Written request:
Each record below is to be reproduced without any change.

Supplied material:

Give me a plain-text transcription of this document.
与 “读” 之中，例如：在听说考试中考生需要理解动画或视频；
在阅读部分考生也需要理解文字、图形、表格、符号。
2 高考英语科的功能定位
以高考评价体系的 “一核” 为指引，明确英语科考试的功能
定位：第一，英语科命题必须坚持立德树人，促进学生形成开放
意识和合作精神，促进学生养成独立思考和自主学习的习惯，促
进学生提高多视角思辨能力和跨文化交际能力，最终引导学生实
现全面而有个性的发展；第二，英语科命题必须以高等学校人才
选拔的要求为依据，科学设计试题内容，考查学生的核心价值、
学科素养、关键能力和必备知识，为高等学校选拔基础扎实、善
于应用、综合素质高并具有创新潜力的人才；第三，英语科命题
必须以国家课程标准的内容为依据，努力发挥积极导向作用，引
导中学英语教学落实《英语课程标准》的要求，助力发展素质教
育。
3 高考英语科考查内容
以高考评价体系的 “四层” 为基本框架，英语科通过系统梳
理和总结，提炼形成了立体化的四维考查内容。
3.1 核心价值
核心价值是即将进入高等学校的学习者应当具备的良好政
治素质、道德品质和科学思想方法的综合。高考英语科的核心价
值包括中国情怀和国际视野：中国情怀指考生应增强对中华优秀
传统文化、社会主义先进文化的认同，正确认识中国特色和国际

Exercise output:
Give me a plain-text transcription of this document.
与 “读” 之中，例如：在听说考试中考生需要理解动画或视频；
在阅读部分考生也需要理解文字、图形、表格、符号。
2 高考英语科的功能定位
以高考评价体系的 “一核” 为指引，明确英语科考试的功能
定位：第一，英语科命题必须坚持立德树人，促进学生形成开放
意识和合作精神，促进学生养成独立思考和自主学习的习惯，促
进学生提高多视角思辨能力和跨文化交际能力，最终引导学生实
现全面而有个性的发展；第二，英语科命题必须以高等学校人才
选拔的要求为依据，科学设计试题内容，考查学生的核心价值、
学科素养、关键能力和必备知识，为高等学校选拔基础扎实、善
于应用、综合素质高并具有创新潜力的人才；第三，英语科命题
必须以国家课程标准的内容为依据，努力发挥积极导向作用，引
导中学英语教学落实《英语课程标准》的要求，助力发展素质教
育。
3 高考英语科考查内容
以高考评价体系的 “四层” 为基本框架，英语科通过系统梳
理和总结，提炼形成了立体化的四维考查内容。
3.1 核心价值
核心价值是即将进入高等学校的学习者应当具备的良好政
治素质、道德品质和科学思想方法的综合。高考英语科的核心价
值包括中国情怀和国际视野：中国情怀指考生应增强对中华优秀
传统文化、社会主义先进文化的认同，正确认识中国特色和国际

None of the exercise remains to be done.